Task instructions —
Rewrite the lines from the start of the items through the line containing "chart-svg-overlay xyxy=(21,31,779,789)" as a Markdown table with the columns Row and Line, leaving out any blank lines.

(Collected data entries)
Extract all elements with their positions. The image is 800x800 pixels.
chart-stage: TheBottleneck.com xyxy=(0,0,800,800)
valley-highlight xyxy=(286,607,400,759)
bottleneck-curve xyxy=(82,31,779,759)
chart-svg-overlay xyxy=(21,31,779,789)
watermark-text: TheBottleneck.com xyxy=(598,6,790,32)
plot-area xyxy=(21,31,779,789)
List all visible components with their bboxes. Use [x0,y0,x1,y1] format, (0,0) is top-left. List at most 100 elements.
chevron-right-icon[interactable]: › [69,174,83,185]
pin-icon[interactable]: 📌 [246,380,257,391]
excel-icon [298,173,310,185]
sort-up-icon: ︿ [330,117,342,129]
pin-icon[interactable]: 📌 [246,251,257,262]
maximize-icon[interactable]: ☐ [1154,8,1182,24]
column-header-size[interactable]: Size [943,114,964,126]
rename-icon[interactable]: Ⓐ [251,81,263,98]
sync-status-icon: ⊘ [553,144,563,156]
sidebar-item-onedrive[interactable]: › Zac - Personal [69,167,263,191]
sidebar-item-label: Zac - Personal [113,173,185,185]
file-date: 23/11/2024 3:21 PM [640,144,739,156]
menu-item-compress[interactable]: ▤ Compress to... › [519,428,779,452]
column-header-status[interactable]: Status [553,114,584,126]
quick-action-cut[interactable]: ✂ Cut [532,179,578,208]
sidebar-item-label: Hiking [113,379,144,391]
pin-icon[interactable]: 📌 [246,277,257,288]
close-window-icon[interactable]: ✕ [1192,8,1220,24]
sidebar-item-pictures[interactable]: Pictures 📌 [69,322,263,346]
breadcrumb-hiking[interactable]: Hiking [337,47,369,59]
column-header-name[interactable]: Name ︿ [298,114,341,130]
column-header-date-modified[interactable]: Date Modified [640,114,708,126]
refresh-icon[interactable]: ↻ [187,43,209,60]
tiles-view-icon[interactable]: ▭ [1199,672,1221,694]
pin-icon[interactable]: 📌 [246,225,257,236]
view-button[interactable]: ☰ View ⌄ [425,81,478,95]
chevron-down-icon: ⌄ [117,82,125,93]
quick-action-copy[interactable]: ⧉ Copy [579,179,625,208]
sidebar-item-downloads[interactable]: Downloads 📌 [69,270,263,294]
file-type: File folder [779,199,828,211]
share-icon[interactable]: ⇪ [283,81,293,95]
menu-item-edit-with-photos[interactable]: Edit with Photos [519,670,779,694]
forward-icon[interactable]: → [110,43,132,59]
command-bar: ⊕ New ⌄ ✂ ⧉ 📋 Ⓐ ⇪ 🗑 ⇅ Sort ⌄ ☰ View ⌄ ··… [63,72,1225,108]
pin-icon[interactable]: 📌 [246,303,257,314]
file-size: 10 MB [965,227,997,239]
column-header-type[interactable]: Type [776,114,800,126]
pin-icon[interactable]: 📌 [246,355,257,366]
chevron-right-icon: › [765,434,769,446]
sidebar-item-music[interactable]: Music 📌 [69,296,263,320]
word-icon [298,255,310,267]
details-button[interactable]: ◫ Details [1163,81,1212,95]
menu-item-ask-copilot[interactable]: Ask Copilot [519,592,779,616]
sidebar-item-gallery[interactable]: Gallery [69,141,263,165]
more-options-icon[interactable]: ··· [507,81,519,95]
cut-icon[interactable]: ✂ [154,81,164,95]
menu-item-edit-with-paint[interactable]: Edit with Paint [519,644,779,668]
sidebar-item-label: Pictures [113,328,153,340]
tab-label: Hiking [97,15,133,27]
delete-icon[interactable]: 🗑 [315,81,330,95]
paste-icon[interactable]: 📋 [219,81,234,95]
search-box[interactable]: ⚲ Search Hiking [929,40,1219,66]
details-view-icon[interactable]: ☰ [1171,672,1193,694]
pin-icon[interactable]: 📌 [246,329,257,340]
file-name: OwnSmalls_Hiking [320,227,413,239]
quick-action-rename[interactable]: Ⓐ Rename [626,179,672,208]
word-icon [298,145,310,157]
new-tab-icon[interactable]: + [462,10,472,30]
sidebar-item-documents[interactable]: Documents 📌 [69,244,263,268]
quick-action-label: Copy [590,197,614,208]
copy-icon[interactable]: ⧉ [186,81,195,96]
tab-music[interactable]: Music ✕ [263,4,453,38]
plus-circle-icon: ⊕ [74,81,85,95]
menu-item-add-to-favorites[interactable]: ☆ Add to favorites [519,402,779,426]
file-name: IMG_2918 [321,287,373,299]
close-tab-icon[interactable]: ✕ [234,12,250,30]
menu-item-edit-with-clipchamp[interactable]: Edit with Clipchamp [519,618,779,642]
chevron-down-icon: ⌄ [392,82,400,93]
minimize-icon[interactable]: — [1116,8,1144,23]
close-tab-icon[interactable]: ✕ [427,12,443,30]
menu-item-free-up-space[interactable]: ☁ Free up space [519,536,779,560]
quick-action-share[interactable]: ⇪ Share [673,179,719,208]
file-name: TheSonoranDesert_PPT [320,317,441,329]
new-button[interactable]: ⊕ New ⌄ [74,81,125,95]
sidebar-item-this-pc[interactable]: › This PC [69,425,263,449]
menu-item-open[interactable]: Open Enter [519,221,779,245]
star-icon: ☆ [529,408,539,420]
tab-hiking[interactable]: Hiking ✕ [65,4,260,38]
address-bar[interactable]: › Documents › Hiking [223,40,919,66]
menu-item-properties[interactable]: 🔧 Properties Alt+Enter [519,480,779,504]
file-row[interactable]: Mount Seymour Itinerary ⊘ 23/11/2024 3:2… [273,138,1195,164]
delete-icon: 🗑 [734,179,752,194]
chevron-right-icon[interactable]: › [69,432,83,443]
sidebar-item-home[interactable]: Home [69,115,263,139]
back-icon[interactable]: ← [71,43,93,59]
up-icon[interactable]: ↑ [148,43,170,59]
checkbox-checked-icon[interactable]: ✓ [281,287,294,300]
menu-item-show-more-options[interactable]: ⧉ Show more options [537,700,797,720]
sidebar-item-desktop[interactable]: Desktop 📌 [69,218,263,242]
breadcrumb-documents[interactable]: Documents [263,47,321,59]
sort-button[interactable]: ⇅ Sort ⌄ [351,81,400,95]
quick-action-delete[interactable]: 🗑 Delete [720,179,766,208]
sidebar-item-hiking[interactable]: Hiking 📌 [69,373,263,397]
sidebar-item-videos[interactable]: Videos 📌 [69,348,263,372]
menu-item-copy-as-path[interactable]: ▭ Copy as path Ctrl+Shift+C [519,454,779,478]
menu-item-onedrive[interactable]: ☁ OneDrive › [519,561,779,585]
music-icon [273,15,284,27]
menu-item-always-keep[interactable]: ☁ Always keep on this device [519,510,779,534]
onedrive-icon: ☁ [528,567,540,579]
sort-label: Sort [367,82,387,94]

Answer to the problem —
| Row | Line |
|---|---|
| 1 | Extract all elements with their positions. The image is 800x800 pixels. |
| 2 | chart-stage: TheBottleneck.com xyxy=(0,0,800,800) |
| 3 | valley-highlight xyxy=(286,607,400,759) |
| 4 | bottleneck-curve xyxy=(82,31,779,759) |
| 5 | chart-svg-overlay xyxy=(21,31,779,789) |